PAGE EXCERPT
Physio-Morphological, Biochemical and Transcriptomic Analyses Provide Insights Into Drought Stress Responses in Mesona chinensis Benth

Danfeng Tang; Changqian Quan; Yang Lin; Kunhua Wei; Shuangshuang Qin; Ying Liang; Fan Wei; Jianhua Miao

doi:10.3389/fpls.2022.809723

Physio-Morphological, Biochemical and Transcriptomic Analyses Provide Insights Into Drought Stress Responses in Mesona chinensis Benth

Front Plant Sci. 2022 Feb 10:13:809723. doi: 10.3389/fpls.2022.809723. eCollection 2022.

Authors

Danfeng Tang^{1

2}, Changqian Quan^{1

2}, Yang Lin^{1

2}, Kunhua Wei^{1

2}, Shuangshuang Qin^{1

2}, Ying Liang^{1

2}, Fan Wei^{1

2}, Jianhua Miao^{1

2}

Affiliations

¹ Guangxi Key Laboratory of Medicinal Resources Protection and Genetic Improvement, Guangxi Botanical Garden of Medicinal Plants, Nanning, China.

REQUIRED TASKS
1. Write out the portion of the Mesona chinensis article header that begins at the words "doi:10.3389/fpls.2022.809723" and stops after the words "10.3389/fpls.2022.809723. eCollection 2022.".
2. In the Mesona chinensis article header, what city is given for the Guangxi Botanical Garden of Medicinal Plants?
The lines after this point have no connection to the Mesona chinensis article header.

Records taken from a dataset:
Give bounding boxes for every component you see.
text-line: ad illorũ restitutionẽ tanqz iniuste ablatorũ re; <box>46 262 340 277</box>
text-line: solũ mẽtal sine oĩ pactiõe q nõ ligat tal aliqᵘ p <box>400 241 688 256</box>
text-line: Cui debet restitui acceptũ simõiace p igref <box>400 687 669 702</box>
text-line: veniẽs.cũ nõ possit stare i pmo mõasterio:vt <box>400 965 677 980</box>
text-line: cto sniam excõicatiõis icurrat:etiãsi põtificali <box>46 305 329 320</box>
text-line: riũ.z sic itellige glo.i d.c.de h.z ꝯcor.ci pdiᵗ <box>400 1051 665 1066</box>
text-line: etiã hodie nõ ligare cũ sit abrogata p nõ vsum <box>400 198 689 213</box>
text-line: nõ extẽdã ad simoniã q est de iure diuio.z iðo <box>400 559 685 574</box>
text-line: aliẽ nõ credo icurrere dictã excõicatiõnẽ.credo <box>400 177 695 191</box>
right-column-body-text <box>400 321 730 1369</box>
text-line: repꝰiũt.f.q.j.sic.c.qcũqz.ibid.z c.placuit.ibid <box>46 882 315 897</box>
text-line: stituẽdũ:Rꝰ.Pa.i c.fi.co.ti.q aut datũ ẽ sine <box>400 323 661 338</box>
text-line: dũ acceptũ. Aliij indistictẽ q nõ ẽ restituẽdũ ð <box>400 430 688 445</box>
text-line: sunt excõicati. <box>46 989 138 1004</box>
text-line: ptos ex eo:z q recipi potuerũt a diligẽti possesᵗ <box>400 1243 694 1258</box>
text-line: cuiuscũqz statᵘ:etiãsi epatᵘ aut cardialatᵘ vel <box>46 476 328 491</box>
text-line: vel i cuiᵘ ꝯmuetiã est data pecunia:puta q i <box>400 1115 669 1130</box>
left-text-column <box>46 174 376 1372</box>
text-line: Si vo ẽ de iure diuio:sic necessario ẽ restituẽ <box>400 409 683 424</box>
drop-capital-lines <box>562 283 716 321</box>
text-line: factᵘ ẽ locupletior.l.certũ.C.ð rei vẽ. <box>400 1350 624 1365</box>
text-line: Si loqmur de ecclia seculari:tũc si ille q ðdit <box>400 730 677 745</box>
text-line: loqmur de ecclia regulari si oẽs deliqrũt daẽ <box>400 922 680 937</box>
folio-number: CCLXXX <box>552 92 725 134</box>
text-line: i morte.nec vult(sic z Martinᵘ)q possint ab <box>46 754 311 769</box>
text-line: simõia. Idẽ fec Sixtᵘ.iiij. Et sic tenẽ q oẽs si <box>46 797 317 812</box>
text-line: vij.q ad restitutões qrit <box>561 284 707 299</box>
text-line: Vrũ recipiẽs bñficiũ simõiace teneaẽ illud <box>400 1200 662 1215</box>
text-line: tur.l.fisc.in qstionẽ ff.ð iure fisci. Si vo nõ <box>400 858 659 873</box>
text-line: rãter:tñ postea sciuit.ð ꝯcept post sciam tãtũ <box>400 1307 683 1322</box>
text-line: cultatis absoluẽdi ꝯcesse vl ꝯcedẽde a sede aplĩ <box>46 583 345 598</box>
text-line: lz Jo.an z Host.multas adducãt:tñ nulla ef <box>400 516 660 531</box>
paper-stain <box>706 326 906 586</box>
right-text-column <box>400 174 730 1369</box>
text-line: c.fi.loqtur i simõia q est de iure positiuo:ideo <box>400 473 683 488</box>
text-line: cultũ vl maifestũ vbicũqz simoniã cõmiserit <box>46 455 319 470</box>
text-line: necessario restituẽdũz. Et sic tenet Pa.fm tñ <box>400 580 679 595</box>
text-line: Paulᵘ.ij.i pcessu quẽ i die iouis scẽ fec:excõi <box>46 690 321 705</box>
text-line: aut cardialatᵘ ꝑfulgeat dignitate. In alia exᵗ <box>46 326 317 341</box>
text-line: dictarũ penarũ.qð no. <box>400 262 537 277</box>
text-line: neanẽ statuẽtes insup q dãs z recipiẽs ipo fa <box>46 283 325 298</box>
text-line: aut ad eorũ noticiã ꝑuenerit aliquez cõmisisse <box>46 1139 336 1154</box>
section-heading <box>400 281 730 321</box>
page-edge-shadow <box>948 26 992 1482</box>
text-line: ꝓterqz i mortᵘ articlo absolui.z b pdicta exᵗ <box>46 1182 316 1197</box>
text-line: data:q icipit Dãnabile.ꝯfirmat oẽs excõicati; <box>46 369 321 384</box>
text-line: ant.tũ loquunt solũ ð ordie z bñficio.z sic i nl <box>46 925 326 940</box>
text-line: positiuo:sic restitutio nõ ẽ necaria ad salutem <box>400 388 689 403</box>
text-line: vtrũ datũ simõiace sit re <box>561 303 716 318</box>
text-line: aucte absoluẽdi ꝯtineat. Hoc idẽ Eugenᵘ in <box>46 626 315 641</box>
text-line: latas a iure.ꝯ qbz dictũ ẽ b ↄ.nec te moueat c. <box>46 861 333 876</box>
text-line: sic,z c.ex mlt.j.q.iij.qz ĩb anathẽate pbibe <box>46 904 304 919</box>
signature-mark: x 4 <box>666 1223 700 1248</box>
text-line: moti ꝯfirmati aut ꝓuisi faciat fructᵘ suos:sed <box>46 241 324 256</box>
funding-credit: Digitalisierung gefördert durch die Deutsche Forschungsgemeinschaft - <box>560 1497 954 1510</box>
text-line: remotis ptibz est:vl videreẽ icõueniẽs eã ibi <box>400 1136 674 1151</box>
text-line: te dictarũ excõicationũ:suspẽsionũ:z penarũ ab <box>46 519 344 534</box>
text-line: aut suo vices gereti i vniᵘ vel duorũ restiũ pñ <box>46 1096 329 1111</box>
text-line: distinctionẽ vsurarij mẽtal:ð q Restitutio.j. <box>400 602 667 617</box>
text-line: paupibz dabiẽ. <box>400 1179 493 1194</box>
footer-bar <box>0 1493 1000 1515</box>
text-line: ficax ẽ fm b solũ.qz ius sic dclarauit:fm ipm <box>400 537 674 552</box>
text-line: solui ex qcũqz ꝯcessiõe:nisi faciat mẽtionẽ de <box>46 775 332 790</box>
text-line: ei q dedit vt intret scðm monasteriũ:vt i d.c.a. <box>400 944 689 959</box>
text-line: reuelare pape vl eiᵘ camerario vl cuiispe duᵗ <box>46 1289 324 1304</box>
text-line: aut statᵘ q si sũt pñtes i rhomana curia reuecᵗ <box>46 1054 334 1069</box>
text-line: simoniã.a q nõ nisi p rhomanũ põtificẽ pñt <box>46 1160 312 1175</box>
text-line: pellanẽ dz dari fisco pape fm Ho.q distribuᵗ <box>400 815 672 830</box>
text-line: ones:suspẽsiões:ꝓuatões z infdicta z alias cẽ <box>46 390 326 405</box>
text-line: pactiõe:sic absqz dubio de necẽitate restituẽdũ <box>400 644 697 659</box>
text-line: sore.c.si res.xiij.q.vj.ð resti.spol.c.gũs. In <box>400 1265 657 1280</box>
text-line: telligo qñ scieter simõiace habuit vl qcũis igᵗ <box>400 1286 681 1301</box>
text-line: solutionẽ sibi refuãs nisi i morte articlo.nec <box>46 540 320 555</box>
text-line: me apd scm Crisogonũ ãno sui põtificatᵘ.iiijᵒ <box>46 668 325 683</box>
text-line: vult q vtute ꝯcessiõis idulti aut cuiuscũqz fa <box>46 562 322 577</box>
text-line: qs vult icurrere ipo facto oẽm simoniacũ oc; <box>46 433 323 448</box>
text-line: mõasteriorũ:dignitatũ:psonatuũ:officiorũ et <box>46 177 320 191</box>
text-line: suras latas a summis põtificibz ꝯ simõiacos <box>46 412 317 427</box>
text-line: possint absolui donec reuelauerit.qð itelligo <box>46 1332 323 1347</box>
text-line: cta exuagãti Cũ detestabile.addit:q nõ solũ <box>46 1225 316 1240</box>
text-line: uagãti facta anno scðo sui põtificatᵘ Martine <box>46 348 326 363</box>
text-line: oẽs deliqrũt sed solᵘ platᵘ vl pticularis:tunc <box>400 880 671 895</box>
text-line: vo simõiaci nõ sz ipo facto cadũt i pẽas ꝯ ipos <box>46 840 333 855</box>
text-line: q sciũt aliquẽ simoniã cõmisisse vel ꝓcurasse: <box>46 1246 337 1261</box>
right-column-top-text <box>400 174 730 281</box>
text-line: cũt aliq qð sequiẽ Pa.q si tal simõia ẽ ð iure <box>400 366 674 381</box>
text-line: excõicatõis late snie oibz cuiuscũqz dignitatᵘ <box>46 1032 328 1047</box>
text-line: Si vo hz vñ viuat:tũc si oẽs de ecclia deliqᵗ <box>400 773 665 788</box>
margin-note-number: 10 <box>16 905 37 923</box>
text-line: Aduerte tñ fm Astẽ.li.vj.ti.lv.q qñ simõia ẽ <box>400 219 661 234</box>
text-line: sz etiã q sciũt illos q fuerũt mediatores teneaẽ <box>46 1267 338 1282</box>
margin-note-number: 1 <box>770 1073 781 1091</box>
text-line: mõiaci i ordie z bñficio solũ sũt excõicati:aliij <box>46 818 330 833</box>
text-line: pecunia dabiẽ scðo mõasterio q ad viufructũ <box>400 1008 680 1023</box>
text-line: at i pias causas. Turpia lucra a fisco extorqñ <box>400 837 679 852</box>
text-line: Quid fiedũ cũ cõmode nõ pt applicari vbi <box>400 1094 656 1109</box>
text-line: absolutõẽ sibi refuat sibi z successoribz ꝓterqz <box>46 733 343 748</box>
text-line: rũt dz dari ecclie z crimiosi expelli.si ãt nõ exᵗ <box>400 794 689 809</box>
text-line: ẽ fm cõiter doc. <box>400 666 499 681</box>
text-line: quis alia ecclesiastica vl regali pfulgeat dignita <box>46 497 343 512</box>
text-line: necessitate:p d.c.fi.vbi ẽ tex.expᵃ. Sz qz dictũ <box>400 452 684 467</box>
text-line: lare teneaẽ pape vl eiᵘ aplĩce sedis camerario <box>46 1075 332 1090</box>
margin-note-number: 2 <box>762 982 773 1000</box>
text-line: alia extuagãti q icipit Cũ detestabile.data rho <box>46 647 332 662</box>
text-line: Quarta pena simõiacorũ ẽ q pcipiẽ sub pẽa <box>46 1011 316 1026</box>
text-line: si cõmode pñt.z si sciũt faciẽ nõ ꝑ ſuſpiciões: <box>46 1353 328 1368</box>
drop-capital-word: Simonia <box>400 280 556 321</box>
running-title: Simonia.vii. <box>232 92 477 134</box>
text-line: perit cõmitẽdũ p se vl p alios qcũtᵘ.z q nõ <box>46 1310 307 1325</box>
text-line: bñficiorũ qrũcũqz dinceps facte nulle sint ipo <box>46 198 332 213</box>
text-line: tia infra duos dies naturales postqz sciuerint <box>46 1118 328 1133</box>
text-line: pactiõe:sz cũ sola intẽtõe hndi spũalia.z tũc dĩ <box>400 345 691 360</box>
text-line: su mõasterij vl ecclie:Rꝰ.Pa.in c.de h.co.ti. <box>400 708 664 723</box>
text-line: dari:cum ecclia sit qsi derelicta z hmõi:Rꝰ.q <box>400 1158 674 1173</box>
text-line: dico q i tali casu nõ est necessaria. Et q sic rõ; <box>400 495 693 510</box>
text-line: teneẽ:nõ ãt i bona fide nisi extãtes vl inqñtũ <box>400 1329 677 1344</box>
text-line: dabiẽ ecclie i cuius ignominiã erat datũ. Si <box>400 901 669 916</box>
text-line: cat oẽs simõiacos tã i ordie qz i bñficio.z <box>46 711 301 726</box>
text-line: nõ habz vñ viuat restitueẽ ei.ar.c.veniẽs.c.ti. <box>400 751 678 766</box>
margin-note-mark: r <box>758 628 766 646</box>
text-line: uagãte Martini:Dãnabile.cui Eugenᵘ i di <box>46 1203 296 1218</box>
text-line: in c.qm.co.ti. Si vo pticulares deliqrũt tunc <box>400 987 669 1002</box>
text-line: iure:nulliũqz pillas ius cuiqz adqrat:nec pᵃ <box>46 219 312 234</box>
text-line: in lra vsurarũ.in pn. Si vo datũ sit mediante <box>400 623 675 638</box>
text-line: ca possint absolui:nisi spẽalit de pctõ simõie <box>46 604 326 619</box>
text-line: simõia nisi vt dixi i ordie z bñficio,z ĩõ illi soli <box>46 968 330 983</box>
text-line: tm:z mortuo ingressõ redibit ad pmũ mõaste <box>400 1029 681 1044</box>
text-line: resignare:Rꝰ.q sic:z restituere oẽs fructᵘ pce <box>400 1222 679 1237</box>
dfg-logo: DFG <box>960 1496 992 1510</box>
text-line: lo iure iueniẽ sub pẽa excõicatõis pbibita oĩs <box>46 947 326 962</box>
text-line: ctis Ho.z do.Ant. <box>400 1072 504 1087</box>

SOLVED PROBLEMS
1.
doi:10.3389/fpls.2022.809723

Physio-Morphological, Biochemical and Transcriptomic Analyses Provide Insights Into Drought Stress Responses in Mesona chinensis Benth

Front Plant Sci. 2022 Feb 10:13:809723. doi: 10.3389/fpls.2022.809723. eCollection 2022.

2. Nanning, China.